Pull out every line below containing the word "these".

[Dataset entries]
------------------------------

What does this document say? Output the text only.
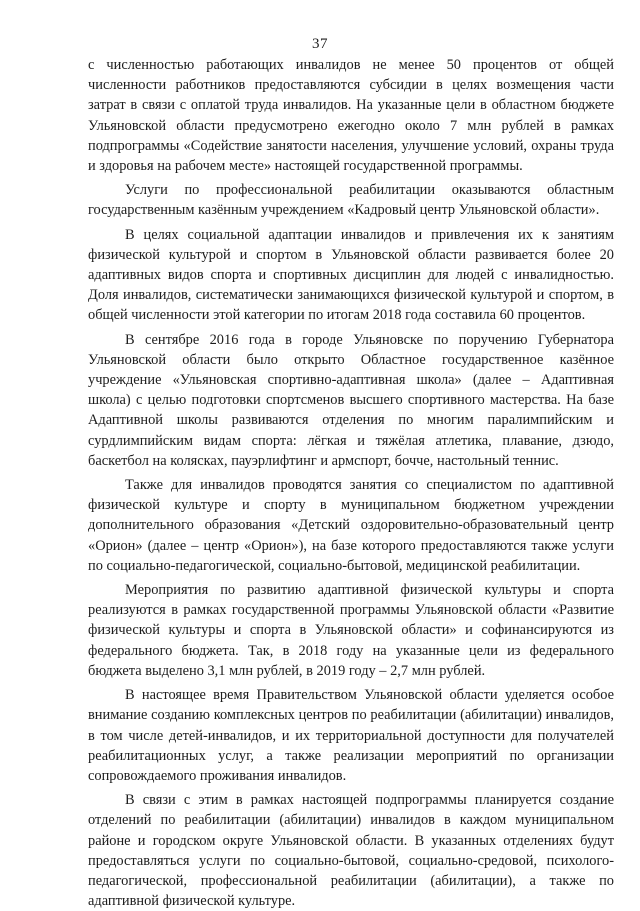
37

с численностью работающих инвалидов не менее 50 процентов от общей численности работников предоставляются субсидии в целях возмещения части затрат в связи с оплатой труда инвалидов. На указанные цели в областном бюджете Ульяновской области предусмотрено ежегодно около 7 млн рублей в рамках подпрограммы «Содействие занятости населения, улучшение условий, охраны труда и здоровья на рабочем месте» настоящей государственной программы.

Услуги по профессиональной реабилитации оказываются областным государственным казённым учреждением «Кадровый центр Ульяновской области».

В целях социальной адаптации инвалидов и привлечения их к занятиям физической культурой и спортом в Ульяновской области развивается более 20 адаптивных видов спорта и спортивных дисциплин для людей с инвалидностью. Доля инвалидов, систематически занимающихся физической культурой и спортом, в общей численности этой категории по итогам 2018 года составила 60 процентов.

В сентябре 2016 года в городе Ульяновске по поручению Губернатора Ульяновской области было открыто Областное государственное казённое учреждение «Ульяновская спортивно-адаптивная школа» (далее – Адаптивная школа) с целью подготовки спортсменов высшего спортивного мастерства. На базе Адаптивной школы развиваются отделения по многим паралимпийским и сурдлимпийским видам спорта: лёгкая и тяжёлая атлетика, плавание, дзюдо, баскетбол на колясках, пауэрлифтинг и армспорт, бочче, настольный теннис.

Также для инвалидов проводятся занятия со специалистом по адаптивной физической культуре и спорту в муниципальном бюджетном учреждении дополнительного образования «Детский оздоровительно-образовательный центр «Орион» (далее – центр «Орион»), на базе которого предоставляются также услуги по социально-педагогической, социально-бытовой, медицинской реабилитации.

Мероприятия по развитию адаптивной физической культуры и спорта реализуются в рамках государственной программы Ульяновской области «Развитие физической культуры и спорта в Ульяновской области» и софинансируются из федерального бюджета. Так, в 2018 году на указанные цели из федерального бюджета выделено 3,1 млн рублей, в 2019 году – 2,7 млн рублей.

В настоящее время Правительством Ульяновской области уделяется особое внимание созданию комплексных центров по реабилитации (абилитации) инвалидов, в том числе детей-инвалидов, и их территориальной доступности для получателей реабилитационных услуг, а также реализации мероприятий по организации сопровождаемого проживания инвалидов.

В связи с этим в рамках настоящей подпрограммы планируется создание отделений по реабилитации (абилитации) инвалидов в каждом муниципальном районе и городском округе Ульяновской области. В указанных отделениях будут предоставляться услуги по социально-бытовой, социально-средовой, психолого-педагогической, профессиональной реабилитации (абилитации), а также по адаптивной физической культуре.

------------------------------

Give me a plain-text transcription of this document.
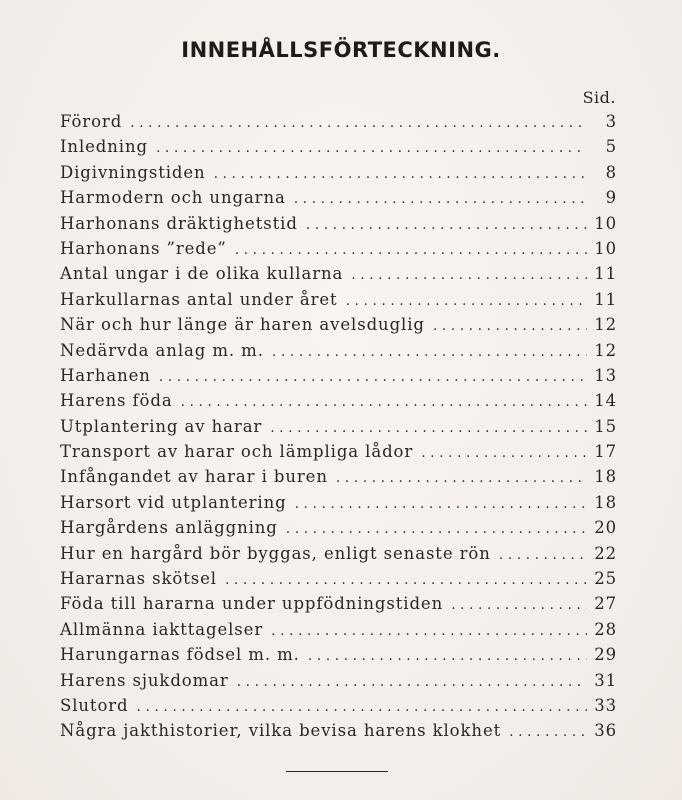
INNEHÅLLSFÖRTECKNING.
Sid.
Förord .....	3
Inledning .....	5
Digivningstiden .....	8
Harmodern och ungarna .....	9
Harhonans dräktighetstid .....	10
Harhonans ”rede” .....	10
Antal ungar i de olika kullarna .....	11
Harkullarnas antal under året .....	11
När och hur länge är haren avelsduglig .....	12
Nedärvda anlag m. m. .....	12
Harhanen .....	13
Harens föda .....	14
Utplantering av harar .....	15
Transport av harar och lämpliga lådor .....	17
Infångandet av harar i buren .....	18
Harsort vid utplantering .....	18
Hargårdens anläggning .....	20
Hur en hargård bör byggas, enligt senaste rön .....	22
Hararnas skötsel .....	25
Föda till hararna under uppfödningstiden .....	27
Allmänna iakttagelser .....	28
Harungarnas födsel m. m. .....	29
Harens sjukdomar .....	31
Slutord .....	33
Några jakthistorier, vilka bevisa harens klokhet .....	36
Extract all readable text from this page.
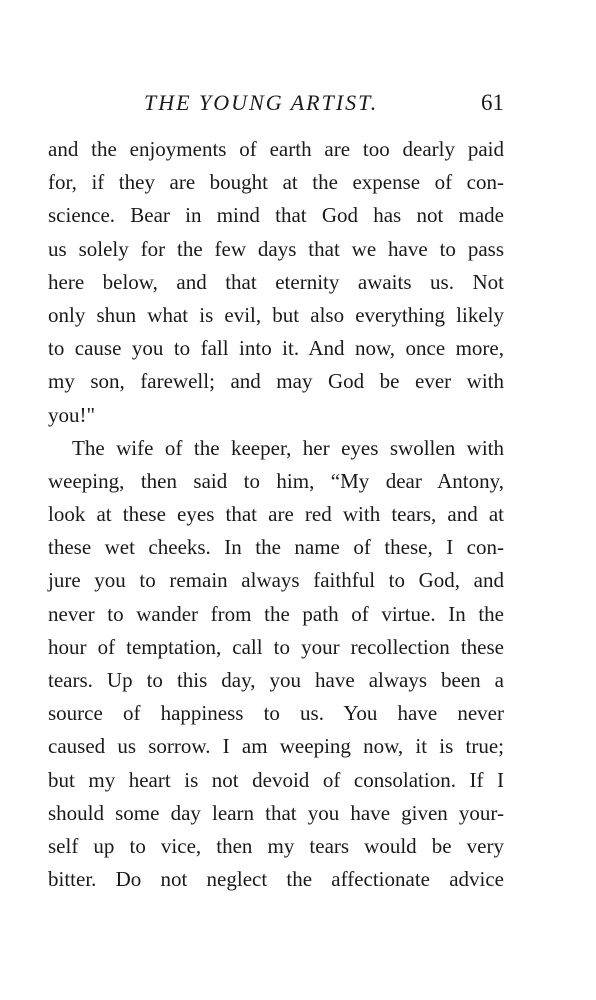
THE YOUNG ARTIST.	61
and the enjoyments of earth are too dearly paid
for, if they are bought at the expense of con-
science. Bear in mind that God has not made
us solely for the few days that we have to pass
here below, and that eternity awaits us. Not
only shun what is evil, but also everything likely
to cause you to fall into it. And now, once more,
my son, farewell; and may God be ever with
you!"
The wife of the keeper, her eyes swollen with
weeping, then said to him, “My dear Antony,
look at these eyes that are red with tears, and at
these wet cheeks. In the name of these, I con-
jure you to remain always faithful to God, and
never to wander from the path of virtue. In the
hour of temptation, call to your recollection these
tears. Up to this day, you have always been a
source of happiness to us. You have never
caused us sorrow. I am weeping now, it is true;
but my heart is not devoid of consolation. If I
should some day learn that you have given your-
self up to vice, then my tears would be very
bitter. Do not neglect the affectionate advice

------------------------------

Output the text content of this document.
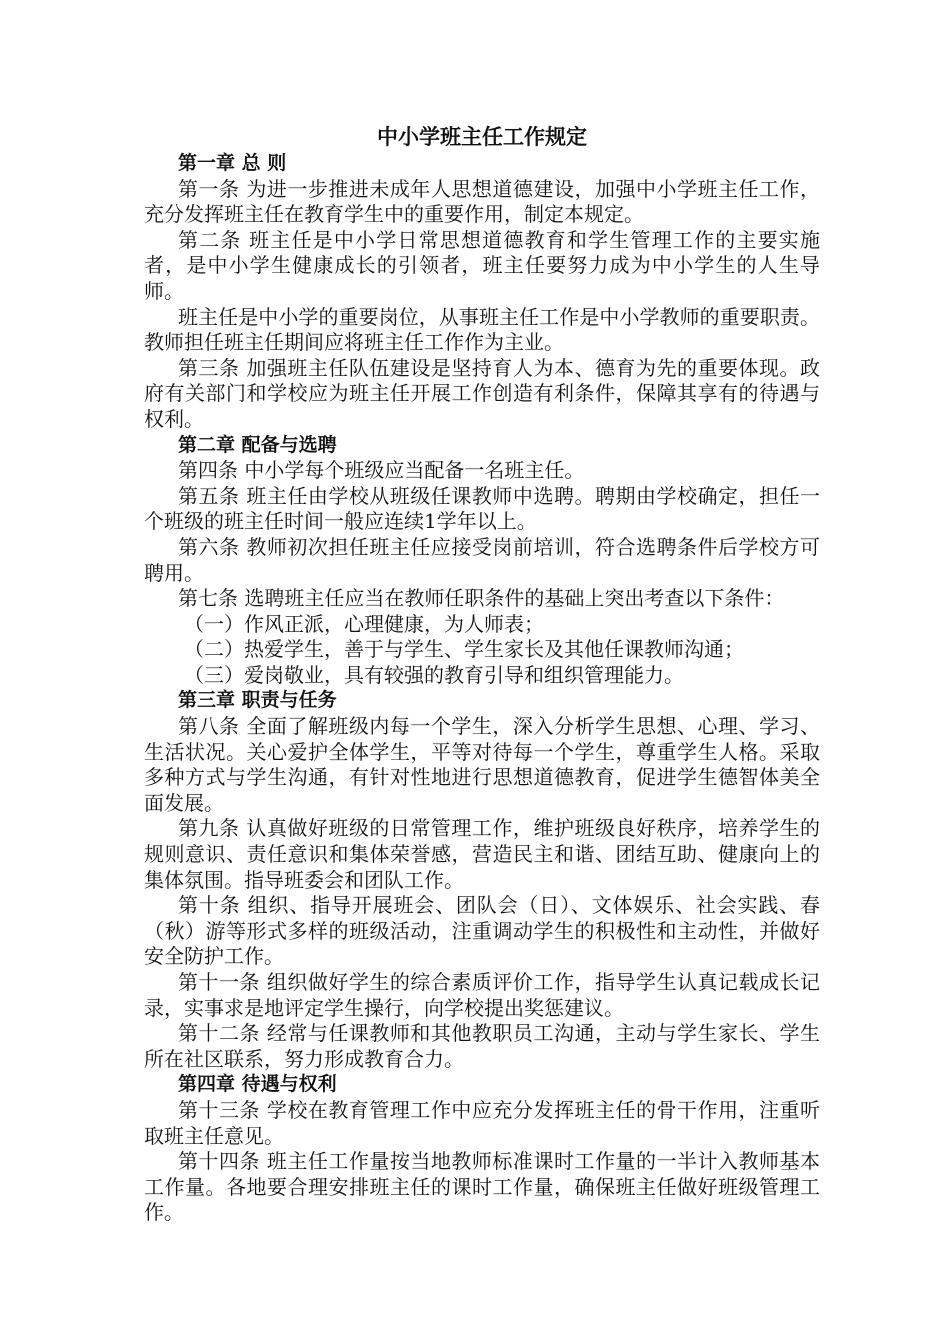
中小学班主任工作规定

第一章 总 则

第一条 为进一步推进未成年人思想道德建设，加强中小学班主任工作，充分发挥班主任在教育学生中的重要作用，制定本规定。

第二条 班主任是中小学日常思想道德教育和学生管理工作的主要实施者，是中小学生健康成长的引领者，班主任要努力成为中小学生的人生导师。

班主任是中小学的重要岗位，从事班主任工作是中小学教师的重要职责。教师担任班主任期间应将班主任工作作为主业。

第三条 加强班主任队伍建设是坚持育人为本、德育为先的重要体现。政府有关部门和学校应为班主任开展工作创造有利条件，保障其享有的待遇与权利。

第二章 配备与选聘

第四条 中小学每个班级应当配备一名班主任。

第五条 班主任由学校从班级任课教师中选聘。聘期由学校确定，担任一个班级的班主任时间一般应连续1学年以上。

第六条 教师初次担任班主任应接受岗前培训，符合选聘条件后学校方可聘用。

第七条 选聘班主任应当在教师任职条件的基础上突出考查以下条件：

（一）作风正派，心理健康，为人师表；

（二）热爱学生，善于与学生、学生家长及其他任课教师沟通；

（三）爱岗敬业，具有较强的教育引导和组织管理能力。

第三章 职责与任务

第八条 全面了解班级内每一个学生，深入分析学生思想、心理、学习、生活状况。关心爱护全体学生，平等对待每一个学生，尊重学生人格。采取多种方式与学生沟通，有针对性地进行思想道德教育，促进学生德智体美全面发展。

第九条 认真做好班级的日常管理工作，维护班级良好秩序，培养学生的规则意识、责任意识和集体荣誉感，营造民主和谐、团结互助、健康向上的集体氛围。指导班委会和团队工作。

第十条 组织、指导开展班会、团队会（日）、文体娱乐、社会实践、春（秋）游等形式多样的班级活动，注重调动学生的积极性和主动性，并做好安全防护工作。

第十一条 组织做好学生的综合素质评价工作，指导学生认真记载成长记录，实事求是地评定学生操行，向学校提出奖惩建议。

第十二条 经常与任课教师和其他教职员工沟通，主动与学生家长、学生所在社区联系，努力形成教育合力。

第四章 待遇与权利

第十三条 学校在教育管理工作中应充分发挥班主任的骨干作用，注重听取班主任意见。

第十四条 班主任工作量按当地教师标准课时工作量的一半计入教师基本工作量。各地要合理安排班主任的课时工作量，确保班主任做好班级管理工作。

------------------------------

(WRITTEN ANSWER)
look at these eyes that are red with tears, and at
these wet cheeks. In the name of these, I con-
hour of temptation, call to your recollection these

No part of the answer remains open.